**Document source:**
########

Olivier Catherin : Racontez-nous un peu comment est né Le Roman de Renard, puisque c’est une expérience assez étonnante ! D’abord c’est le premier long métrage d’animation en France, et puis c’est une entreprise très ambitieuse et qui a eu un destin curieux puisque le film n’est sorti que dix ans après sa réalisation...

Béatrice Martin-Starewitch : ... en France, oui. Alors Le Roman de Renard, à plusieurs titres, c’est très intéressant. C’est le premier long métrage. Il a eu d’autres projets à ce moment (Gulliver en 1929, Création en 1930) mais qui n’ont pas été réalisés. Premier long métrage avec les premières grandes marionnettes. La marionnette la plus grande de L’Horloge magique fait à peu près trente-cinq / quarante centimètres, Bertrand, et après on a vraiment des marionnettes plus grandes, le lion du Roman de Renard fait quatre-vingts centimètres. Alors il faut bien comprendre qu’il n’y a pas de marionnettes de taille humaine parce que, malheureusement, on sait peu de choses sur Starewitch et, de journaliste en journaliste, d’erreur en erreur, au fil des années, on a véhiculé l’idée que, à cause de la trick photo qu’il faisait lui-même, puisqu’il était assez coquin, il y avait des personnages, des marionnettes, qui étaient aussi grandes que lui. Mais non, non, ce n’est qu’une photo truquée. Quand on le voit, qu’on voit ma tante qui lisse les moustaches du lion géant et mon grand-père assis à côté du lion géant, cela n’existe pas. La plus grande marionnette fait quatre-vingt centimètres et c’est le lion. Les proportions étaient respectées par rapport à celles de la nature, et il y avait suivant les plans trois ou quatre types de marionnettes. Il y avait la toute petite pour le plan lointain qui faisait à peu près cinq à six centimètres ; il y avait treize - quatorze centimètres pour le plan moyen et pour les gros plans, les marionnettes comme le lion, quatre-vingts centimètres. Donc ce film, premier long métrage et malheureusement unique et, deuxièmement, la première fois qu’il y a des marionnettes de grande taille.
   Alors pourquoi ce film n’a t-il pas été diffusé tout de suite ? Il a été fait en dix-huit mois, contrairement à ce qui est écrit au générique : dix ans. Il a fallu dix ans pour qu’il sorte en France mais il a été fait en dix-huit mois, c’est dire la différence entre quinze mètres de Lucanus Cervus et deux mille cent mètres en dix-huit mois pour tout faire, le scénario, l’adaptation, les marionnettes, le tournage, tout, tout, tout [sauf la sonorisation qui était du ressort du producteur Louis Nalpas], c’est un travail gigantesque qui ne peut être réalisé que par quelqu’un qui maîtrise totalement son art.

Serge Kornmann : Cela paraît très court comme délai...

Béatrice Martin-Starewitch : C’est très court, c’est très, très court. Alors, Irène était sa collaboratrice, et ma grand-mère faisait les costumes, ma mère aussi ; mais ils travaillaient tout le temps et ils avaient aussi des trucs. Par exemple il y avait plusieurs petits renards parce que c’était plus facile de faire plusieurs renards que de changer leurs vêtements.

########

**Consigne 1:**
Convertissez en tableau Markdown les lignes des enregistrements, depuis celle qui contient "For every button, label, input, icon, or" jusqu'à celle qui contient "section-text: 1. Требования" incluses, avec une colonne « Numéro » et une colonne « Ligne d'enregistrement », sans les lignes vides. Laissez les images hors de la réponse.

**Enregistrements:**
########

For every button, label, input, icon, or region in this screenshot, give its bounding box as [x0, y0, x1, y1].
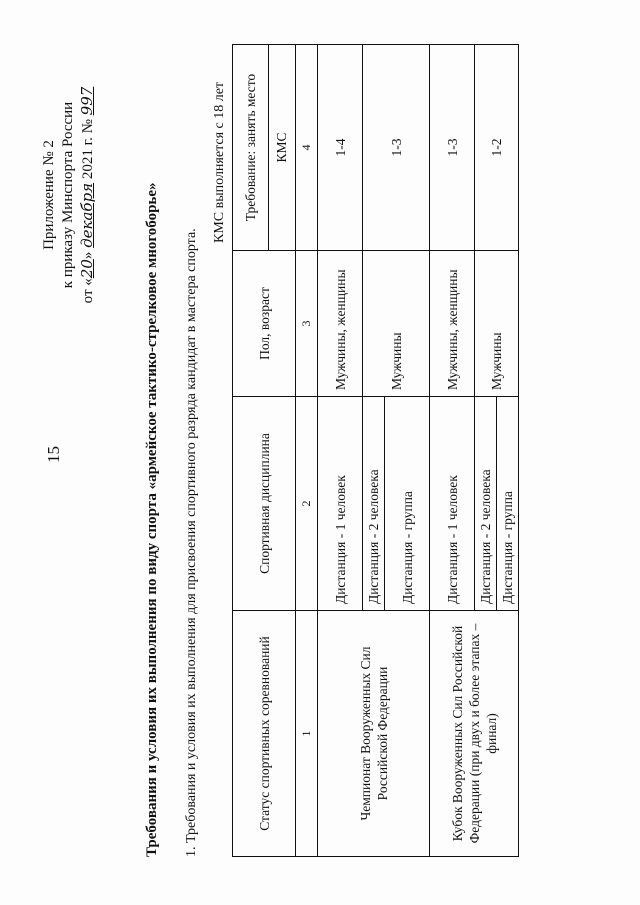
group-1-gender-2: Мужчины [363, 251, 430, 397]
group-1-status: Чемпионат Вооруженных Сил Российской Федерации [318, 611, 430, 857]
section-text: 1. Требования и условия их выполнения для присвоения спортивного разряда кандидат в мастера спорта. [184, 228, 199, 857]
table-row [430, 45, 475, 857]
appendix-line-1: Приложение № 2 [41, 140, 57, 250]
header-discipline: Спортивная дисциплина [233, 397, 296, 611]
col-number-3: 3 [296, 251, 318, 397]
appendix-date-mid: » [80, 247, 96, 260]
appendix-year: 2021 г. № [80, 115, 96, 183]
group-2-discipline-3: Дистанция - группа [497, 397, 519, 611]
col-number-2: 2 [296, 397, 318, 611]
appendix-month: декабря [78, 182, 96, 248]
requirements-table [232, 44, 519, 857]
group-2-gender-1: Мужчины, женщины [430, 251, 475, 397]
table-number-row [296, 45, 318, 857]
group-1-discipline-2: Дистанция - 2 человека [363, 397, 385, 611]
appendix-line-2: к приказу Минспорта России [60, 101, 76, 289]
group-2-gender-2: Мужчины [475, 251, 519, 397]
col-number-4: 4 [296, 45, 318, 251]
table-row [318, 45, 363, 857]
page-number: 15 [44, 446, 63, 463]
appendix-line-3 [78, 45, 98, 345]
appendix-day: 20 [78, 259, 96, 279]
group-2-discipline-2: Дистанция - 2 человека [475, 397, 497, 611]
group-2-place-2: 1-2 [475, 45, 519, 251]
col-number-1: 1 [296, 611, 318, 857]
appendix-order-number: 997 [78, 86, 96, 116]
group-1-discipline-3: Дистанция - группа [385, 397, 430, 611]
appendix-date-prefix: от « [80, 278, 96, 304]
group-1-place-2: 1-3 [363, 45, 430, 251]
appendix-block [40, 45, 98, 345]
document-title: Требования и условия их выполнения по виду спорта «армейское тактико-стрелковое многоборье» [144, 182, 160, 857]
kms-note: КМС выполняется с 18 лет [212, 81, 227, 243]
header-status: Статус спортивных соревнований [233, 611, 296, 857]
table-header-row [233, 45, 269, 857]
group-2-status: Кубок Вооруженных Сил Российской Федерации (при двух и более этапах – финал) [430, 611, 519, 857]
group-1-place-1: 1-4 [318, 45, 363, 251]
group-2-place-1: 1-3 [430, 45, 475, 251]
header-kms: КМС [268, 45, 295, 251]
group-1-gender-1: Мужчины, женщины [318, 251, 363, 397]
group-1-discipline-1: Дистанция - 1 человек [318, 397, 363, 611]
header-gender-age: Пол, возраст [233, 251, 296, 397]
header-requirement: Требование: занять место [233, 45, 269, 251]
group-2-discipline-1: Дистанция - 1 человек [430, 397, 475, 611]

########

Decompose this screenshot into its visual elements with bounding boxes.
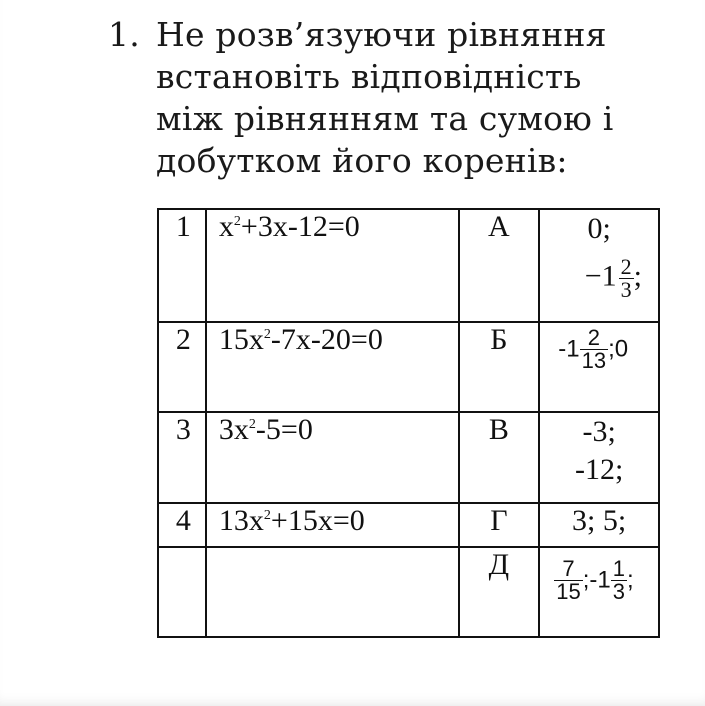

########

**Consigne 2:**
Poursuivez l'entretien sur Le Roman de Renard à partir de sa dernière phrase.

**Réponse correcte 1:**
| Numéro | Ligne d'enregistrement |
|---|---|
| 1 | For every button, label, input, icon, or region in this screenshot, give its bounding box as [x0, y0, x1, y1]. |
| 2 | group-1-gender-2: Мужчины [363, 251, 430, 397] |
| 3 | group-1-status: Чемпионат Вооруженных Сил Российской Федерации [318, 611, 430, 857] |
| 4 | section-text: 1. Требования и условия их выполнения для присвоения спортивного разряда кандидат в мастера спорта. [184, 228, 199, 857] |

**Réponse correcte 2:**
Olivier Catherin : Comment est venue l’idée en fait...

Béatrice Martin-Starewitch : du Reineke Fuchs ?

Olivier Catherin : L’idée du film du Roman de Renard.

Sylvie Saerens : D’adapter,

Olivier Catherin : Est-ce que vous savez un petit peu pourquoi il a adapté ce texte ? Et comment s’est monté le projet, parce qu’on a dû le regarder un peu bizarrement en disant " Je voudrais faire un film qui dure presqu’une heure ", non ?

Béatrice Martin-Starewitch : Oh non pas du tout ! Si vous lisez la presse, tout le monde attendait. Chaque fois qu’il y avait des présentations de deux minutes de rush du film de Starewitch, tout le monde attendait.

Olivier Catherin : Oui, mais il faut convaincre des producteurs quand même, parce qu’il a fallu mettre de l’argent !

Béatrice Martin-Starewitch : Non, non, il n’a pas à convaincre des producteurs Starewitch, ah non, non.

Olivier Catherin : Même pour le long métrage ?

Béatrice Martin-Starewitch : Même pour le long métrage, il n’y a pas de problème parce que tout le monde attendait. Par contre, pourquoi a t-il voulu réaliser ce long métrage ? Quand on regarde les affiches, il n’avait fait jusqu’à présent que des courts métrages, c’est-à-dire des films d’une demie heure au maximum, et c’était des films d’accompagnement ; alors je pense que son désir de long métrage, est venu de sa volonté d’avoir son nom à l’affiche pour un long métrage. Ne plus être en dessous, en complément de programme.

Olivier Catherin : mm, mm...

Béatrice Martin-Starewitch : Voilà, je crois que c’était une des causes du long métrage. Mais c’était aussi qu’il était capable de faire des films de long métrage ! Et puis qu’il était très attendu.

Olivier Catherin : Et donc finalement pourquoi ce film n’est-il sorti qu’en 41 en France ?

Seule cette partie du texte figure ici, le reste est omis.